# Requirements
Where the string "essere" occurs in the material below, report the whole line.

# Dataset records
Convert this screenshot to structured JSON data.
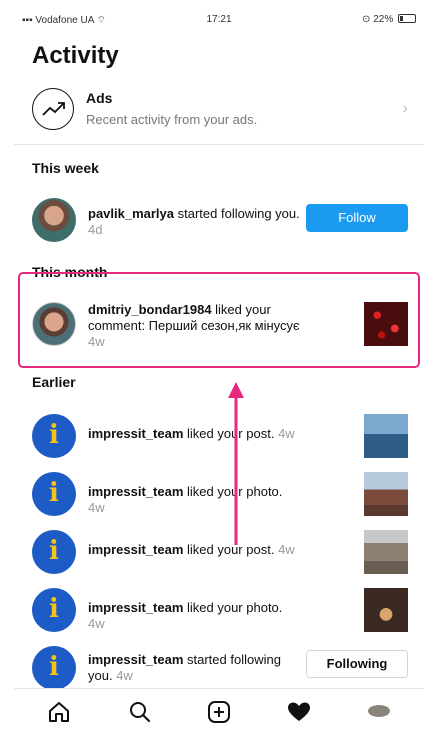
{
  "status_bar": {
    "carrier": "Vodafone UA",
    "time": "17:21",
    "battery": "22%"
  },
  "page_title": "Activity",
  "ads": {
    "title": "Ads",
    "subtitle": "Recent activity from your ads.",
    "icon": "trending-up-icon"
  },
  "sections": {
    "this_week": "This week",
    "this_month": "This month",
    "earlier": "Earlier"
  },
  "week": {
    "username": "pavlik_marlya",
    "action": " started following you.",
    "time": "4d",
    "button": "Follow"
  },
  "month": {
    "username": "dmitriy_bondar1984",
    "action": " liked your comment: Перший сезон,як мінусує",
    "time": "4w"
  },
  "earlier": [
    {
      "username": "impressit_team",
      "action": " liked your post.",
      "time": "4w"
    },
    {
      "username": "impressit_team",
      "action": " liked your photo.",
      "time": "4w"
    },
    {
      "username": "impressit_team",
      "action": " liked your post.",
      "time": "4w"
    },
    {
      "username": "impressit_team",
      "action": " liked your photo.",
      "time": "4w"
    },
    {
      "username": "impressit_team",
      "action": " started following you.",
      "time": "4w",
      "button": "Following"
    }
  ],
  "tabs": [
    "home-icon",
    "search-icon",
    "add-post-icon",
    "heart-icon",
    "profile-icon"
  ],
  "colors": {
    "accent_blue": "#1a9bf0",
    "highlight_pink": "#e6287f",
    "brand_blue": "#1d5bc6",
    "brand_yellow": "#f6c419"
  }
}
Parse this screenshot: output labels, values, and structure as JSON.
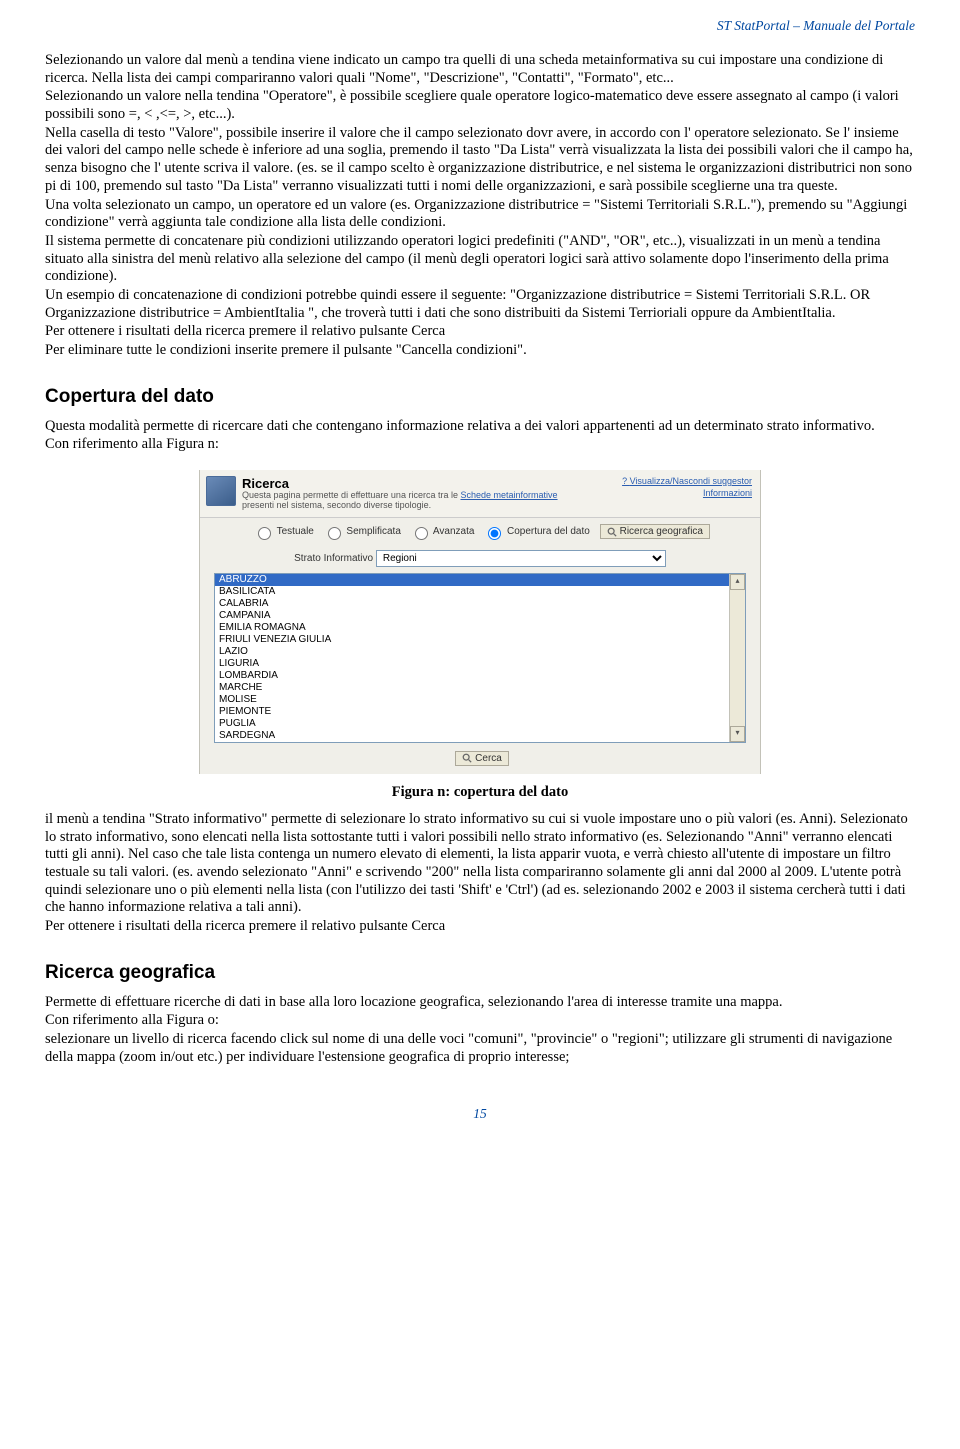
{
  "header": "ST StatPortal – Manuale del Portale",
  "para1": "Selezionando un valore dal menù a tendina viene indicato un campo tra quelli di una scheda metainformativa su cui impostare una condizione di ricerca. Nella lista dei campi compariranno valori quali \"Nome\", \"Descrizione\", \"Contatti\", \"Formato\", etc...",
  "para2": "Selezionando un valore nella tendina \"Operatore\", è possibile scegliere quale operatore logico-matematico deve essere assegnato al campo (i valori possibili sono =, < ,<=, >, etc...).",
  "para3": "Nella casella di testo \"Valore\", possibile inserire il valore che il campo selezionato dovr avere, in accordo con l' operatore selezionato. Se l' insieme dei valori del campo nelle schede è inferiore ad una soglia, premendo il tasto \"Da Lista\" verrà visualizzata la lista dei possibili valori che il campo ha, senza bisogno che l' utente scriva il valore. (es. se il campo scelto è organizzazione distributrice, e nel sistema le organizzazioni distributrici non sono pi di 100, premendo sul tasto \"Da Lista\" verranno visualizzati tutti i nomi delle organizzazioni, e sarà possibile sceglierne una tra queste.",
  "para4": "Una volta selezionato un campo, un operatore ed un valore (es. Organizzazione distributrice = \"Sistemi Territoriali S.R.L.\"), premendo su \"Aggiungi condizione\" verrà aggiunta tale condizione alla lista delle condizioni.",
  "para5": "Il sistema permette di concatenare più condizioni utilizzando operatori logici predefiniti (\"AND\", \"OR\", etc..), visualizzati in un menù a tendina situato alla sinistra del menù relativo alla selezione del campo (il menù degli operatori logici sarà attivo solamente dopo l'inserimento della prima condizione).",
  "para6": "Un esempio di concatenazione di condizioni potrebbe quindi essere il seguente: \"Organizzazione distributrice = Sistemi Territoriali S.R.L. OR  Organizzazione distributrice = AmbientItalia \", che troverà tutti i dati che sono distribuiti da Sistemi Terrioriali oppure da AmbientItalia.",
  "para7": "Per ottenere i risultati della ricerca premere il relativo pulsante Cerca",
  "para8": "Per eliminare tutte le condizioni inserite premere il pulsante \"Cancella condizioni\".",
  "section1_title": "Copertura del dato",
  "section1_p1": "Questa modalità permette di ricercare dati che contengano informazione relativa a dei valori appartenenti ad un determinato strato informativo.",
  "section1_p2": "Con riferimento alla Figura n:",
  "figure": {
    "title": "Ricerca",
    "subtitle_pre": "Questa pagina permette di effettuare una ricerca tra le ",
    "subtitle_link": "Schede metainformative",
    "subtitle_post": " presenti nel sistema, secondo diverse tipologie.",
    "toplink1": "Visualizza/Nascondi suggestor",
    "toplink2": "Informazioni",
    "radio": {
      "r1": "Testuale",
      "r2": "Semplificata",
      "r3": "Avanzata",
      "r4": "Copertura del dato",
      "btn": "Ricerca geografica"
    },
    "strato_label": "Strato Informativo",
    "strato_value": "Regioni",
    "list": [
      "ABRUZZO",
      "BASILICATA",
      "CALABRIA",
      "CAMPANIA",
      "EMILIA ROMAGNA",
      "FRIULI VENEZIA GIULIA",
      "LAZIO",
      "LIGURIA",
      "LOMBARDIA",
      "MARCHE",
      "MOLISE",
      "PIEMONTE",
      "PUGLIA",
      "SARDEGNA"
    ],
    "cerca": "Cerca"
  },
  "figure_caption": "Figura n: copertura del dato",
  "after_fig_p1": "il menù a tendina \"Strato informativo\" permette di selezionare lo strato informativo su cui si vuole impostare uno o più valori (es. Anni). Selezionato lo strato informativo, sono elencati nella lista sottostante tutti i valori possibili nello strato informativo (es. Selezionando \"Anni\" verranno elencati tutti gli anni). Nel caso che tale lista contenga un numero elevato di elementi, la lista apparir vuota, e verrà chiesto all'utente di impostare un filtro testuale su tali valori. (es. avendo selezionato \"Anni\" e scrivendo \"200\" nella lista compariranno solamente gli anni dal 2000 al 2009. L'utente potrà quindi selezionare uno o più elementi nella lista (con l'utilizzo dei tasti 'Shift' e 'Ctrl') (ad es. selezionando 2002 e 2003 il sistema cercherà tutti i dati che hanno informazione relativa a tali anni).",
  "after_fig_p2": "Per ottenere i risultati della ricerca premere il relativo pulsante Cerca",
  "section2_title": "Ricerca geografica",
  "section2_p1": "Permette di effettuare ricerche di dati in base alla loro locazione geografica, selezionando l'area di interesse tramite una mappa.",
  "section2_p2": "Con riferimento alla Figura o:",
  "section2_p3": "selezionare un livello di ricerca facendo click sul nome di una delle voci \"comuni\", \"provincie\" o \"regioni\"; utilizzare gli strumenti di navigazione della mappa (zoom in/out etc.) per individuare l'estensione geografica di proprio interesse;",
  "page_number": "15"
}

--

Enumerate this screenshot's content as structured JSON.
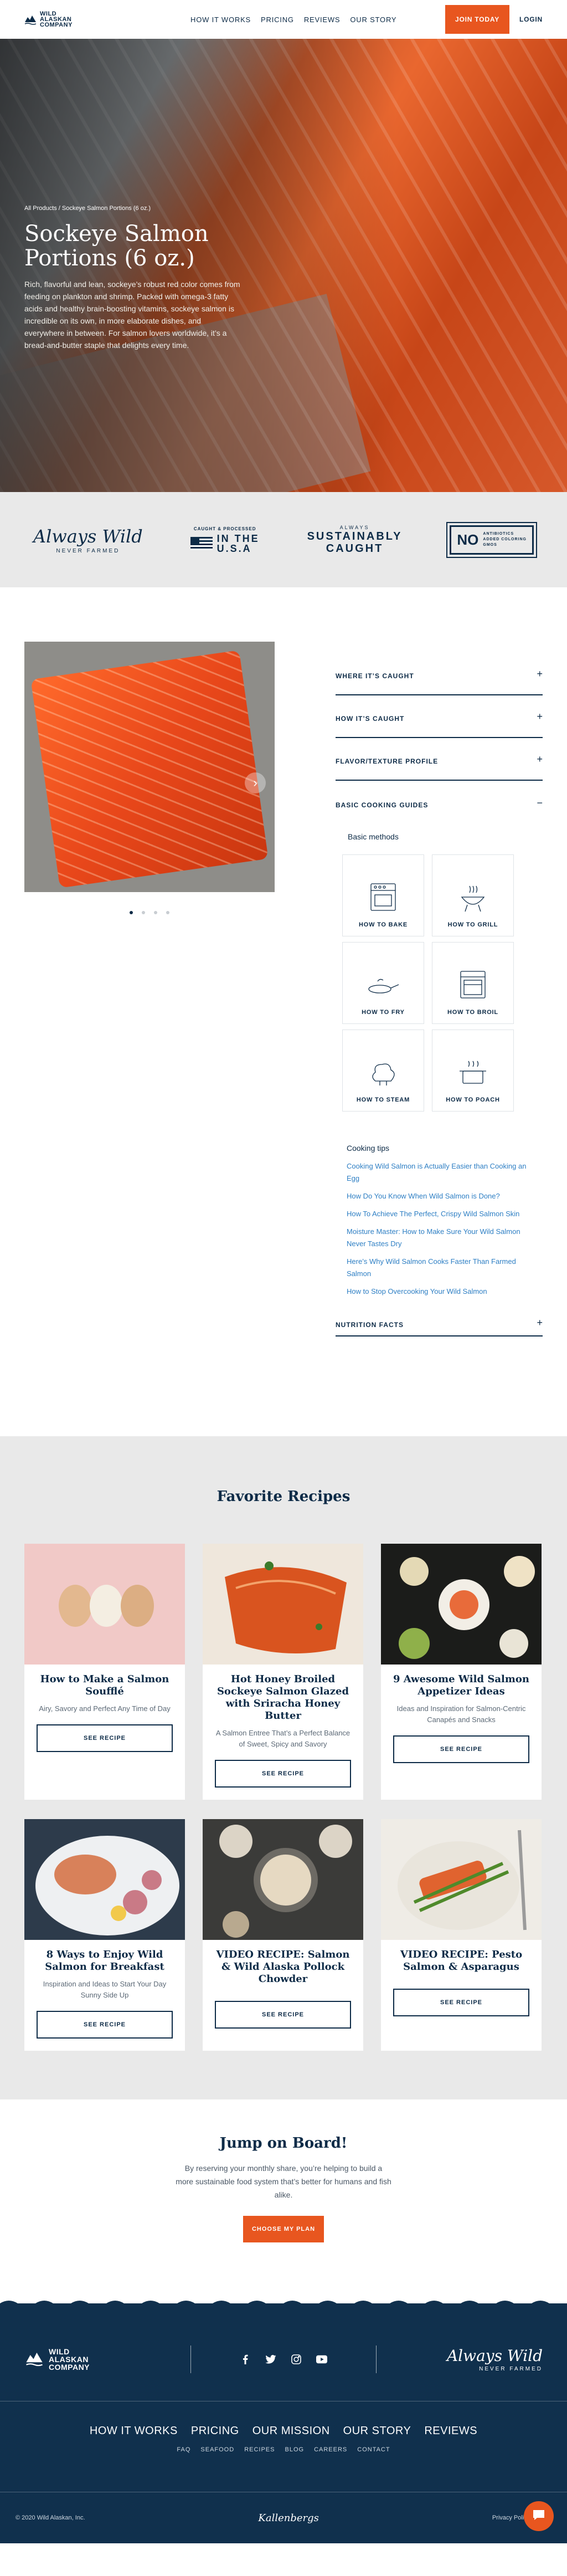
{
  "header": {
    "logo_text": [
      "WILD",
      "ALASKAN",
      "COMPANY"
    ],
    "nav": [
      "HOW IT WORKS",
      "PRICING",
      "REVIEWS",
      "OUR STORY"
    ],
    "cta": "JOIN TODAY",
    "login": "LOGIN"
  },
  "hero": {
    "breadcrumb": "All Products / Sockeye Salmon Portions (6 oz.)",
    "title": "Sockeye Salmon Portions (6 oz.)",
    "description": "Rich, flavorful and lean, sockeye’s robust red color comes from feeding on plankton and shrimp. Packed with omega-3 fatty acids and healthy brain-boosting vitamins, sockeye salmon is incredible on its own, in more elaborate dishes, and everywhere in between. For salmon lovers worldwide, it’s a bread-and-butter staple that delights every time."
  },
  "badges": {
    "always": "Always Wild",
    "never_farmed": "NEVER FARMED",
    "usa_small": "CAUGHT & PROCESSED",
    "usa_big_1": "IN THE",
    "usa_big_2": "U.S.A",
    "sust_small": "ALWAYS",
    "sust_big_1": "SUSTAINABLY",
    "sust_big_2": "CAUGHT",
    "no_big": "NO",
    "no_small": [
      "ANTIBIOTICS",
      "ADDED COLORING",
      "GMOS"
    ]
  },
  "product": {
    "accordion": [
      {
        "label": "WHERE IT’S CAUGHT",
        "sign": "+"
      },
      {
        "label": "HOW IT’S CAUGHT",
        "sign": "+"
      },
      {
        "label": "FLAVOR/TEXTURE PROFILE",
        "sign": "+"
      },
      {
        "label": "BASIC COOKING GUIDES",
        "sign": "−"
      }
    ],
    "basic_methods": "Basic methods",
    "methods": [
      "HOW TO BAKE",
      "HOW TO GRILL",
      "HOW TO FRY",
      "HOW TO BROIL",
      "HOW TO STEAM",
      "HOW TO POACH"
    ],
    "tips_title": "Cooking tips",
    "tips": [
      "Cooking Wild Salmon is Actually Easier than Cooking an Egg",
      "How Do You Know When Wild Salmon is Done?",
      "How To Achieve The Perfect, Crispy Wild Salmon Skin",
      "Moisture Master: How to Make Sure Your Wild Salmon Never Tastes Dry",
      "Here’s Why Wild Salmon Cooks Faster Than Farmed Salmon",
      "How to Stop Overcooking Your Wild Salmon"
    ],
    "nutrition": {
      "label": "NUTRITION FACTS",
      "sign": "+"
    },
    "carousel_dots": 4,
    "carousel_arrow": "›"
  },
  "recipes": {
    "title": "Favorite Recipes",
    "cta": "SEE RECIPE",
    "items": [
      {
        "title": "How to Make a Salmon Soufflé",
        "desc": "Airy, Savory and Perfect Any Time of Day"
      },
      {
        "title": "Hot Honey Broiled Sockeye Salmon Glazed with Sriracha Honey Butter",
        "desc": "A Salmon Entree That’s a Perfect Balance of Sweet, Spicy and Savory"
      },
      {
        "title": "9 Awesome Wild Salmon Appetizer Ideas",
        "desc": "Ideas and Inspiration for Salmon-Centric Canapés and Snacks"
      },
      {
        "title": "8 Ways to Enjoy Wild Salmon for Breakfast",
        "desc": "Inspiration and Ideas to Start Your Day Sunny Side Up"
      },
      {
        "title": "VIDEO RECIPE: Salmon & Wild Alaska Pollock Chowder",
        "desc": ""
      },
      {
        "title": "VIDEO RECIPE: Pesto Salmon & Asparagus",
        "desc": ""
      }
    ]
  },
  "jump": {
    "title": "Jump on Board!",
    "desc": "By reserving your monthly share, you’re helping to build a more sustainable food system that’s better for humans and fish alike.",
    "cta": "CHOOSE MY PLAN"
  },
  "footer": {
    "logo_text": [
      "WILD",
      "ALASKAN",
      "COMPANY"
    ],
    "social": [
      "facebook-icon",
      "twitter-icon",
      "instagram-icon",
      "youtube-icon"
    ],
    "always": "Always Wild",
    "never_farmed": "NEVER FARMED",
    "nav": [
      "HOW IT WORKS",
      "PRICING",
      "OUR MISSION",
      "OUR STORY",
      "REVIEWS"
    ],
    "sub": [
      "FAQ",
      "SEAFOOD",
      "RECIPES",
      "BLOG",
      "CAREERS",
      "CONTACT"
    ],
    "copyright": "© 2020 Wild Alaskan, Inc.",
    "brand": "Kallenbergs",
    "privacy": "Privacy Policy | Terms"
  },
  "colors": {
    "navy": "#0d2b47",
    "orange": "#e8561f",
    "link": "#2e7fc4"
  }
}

# Response
  "para2": "Selezionando un valore nella tendina \"Operatore\", è possibile scegliere quale operatore logico-matematico deve essere assegnato al campo (i valori possibili sono =, < ,<=, >, etc...).",
  "para6": "Un esempio di concatenazione di condizioni potrebbe quindi essere il seguente: \"Organizzazione distributrice = Sistemi Territoriali S.R.L. OR  Organizzazione distributrice = AmbientItalia \", che troverà tutti i dati che sono distribuiti da Sistemi Terrioriali oppure da AmbientItalia.",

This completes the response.